* _MATERIAL FOR THIS EXERCISE_:
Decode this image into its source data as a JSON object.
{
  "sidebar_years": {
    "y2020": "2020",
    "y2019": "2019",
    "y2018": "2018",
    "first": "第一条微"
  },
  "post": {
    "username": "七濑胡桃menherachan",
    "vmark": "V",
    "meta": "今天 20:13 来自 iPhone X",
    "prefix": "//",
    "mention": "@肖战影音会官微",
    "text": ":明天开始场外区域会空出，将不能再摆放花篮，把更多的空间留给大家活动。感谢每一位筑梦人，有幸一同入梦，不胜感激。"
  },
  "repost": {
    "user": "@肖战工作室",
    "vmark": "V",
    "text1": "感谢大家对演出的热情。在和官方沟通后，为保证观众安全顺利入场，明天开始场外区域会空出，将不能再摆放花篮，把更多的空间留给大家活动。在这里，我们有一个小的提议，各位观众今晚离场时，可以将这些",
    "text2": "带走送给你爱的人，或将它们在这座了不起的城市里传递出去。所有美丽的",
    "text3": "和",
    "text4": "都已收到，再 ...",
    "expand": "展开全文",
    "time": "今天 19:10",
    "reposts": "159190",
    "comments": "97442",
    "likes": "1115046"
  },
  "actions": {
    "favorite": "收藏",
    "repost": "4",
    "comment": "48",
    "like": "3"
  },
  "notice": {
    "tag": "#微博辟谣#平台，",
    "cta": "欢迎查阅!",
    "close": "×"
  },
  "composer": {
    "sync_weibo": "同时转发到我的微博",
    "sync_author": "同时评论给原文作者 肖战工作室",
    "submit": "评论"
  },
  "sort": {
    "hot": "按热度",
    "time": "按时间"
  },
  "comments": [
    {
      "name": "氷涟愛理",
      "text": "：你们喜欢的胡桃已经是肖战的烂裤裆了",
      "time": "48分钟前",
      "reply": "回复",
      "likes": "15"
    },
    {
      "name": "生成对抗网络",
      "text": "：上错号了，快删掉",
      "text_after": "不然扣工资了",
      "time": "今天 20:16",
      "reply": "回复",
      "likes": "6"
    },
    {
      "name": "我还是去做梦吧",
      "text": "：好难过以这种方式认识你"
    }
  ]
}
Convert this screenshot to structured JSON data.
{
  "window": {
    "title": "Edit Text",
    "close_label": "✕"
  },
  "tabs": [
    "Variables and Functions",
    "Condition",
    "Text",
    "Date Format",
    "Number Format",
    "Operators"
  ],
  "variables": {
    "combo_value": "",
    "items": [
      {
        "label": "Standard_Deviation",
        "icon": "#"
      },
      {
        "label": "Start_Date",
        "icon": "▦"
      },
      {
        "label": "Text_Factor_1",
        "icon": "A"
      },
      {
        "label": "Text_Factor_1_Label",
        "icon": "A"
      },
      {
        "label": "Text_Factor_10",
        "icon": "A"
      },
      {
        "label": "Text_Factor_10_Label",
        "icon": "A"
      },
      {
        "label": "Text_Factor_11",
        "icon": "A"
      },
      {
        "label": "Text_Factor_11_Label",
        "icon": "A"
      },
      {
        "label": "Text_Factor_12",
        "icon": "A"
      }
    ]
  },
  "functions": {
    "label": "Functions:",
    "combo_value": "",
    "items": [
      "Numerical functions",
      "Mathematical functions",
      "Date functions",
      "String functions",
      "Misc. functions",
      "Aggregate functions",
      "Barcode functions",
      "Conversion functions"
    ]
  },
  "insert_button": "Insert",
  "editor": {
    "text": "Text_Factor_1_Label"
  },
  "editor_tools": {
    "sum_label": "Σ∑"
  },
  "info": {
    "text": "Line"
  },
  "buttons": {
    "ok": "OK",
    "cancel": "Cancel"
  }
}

* _WHAT YOU ARE ASKED TO DO_:
What is the number of lines in the data that hold the string "time"? Answer with the number only.

* _TASK SOLUTION_:
4